-------- SUPPLIED RECORDS
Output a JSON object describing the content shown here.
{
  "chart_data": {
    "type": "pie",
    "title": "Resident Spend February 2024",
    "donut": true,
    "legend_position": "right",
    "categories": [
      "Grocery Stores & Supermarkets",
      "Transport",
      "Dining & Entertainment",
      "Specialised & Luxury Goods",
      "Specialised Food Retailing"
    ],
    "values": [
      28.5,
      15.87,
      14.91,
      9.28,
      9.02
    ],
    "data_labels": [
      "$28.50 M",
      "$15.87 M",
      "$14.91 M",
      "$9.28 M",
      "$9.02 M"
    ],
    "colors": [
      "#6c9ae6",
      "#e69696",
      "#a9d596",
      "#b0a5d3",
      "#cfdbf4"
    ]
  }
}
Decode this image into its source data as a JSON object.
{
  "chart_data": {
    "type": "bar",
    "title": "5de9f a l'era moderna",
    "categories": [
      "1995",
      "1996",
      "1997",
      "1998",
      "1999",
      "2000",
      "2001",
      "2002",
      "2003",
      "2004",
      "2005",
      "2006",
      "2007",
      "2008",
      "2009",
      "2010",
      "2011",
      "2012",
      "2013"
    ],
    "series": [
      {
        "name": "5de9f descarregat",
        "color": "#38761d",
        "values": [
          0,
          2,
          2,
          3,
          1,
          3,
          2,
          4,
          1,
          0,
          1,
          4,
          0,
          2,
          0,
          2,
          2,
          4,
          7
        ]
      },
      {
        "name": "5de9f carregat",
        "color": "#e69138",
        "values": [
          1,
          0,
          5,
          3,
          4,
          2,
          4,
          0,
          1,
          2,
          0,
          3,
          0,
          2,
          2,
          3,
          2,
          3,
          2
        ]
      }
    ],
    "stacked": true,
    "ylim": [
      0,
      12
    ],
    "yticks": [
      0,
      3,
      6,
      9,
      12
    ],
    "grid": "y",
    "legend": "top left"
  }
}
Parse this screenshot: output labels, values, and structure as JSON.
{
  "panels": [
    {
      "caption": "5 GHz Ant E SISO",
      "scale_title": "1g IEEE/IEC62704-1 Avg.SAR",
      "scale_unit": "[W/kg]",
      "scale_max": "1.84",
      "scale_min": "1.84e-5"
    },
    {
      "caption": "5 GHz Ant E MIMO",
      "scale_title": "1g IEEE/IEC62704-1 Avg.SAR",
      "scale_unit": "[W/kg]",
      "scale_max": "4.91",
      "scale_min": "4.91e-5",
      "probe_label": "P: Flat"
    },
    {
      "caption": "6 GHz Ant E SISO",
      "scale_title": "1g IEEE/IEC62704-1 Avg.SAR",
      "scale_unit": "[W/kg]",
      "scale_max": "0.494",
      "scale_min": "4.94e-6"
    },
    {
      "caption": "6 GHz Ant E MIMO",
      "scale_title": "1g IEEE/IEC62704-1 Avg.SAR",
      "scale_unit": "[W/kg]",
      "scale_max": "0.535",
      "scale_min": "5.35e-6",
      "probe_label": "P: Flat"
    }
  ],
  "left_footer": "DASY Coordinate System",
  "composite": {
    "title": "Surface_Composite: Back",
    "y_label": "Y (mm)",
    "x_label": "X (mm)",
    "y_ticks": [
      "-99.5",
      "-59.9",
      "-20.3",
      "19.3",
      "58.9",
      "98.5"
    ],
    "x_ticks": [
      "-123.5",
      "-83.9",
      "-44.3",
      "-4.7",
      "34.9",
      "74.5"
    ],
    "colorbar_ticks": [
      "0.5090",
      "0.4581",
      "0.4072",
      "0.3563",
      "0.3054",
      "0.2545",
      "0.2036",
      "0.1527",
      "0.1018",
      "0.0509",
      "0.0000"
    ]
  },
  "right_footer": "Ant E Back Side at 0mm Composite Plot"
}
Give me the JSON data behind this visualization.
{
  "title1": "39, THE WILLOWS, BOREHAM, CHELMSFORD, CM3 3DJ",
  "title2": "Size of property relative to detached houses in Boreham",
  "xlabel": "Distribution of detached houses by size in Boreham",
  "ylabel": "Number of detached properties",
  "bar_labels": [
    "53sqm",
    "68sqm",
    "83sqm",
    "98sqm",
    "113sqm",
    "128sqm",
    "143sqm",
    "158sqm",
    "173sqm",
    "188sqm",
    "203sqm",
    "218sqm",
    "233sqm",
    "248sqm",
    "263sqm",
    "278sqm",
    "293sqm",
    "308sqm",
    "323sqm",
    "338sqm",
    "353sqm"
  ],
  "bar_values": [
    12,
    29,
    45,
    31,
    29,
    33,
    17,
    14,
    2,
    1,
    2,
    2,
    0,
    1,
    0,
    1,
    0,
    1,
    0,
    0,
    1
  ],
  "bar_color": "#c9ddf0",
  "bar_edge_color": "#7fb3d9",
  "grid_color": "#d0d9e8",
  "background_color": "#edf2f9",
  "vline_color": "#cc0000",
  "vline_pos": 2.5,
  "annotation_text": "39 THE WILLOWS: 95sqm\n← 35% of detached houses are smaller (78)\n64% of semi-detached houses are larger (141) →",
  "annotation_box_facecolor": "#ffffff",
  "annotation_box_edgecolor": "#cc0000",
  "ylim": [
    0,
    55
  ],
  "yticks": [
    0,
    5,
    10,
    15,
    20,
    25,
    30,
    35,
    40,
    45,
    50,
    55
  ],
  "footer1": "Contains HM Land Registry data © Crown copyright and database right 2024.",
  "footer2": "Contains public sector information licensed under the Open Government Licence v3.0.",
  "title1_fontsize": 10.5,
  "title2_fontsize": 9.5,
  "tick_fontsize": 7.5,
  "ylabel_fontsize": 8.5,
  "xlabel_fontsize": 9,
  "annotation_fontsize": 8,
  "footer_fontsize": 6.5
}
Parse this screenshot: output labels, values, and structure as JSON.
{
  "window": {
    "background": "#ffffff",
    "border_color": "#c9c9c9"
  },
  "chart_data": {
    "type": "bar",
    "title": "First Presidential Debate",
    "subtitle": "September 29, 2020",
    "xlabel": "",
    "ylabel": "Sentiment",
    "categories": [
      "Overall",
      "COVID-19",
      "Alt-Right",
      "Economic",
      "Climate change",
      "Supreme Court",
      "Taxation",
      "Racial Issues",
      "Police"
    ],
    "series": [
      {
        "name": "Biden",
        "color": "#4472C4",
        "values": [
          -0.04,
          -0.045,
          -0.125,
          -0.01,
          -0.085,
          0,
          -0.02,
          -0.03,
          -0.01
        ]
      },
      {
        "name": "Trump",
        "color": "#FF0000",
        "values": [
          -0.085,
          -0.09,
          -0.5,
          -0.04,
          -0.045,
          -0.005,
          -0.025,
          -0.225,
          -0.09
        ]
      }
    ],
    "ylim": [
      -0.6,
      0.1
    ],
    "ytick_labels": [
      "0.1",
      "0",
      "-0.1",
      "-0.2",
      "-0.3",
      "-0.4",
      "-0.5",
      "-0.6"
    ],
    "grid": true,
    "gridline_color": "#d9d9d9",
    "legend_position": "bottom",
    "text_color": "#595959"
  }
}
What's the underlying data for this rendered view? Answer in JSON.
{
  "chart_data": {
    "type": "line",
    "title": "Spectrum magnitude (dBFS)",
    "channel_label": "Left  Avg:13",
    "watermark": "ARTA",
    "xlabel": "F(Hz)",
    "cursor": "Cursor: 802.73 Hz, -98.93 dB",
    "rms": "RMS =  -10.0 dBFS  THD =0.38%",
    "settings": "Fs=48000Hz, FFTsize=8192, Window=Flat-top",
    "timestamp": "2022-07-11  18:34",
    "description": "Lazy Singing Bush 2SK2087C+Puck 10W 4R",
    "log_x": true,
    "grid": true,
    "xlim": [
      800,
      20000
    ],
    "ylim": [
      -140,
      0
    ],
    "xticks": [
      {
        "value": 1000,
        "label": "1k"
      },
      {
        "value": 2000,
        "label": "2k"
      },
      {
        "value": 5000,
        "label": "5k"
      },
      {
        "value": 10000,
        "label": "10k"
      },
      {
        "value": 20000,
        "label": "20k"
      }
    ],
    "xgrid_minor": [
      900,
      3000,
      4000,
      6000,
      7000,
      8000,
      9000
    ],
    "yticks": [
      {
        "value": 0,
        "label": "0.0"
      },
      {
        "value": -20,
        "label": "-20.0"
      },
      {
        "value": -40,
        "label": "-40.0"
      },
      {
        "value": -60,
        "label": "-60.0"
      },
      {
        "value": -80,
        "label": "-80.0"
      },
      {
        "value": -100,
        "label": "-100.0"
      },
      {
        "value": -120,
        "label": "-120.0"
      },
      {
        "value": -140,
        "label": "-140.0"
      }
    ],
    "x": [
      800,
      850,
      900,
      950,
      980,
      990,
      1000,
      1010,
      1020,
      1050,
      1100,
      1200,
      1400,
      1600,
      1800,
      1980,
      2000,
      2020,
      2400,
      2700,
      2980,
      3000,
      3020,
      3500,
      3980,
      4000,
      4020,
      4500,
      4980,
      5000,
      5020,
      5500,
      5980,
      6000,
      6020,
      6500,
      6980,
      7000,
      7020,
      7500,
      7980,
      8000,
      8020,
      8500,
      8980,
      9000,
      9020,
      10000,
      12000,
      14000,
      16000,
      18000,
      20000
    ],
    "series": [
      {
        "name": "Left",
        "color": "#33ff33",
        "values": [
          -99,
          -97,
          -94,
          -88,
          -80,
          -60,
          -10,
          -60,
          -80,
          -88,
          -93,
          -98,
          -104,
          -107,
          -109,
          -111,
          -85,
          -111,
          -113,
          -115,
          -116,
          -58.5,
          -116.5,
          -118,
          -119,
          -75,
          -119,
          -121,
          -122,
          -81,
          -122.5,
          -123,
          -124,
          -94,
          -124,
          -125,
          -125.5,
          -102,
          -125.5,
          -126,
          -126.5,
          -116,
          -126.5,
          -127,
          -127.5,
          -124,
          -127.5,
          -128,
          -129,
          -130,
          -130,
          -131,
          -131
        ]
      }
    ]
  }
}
----------------
▶ _WORK TO DO_:
Look through the data above. Find each line with the string "Contains" and copy it.

▶ _SOLUTION TO THIS EXERCISE_:
  "footer1": "Contains HM Land Registry data © Crown copyright and database right 2024.",
  "footer2": "Contains public sector information licensed under the Open Government Licence v3.0.",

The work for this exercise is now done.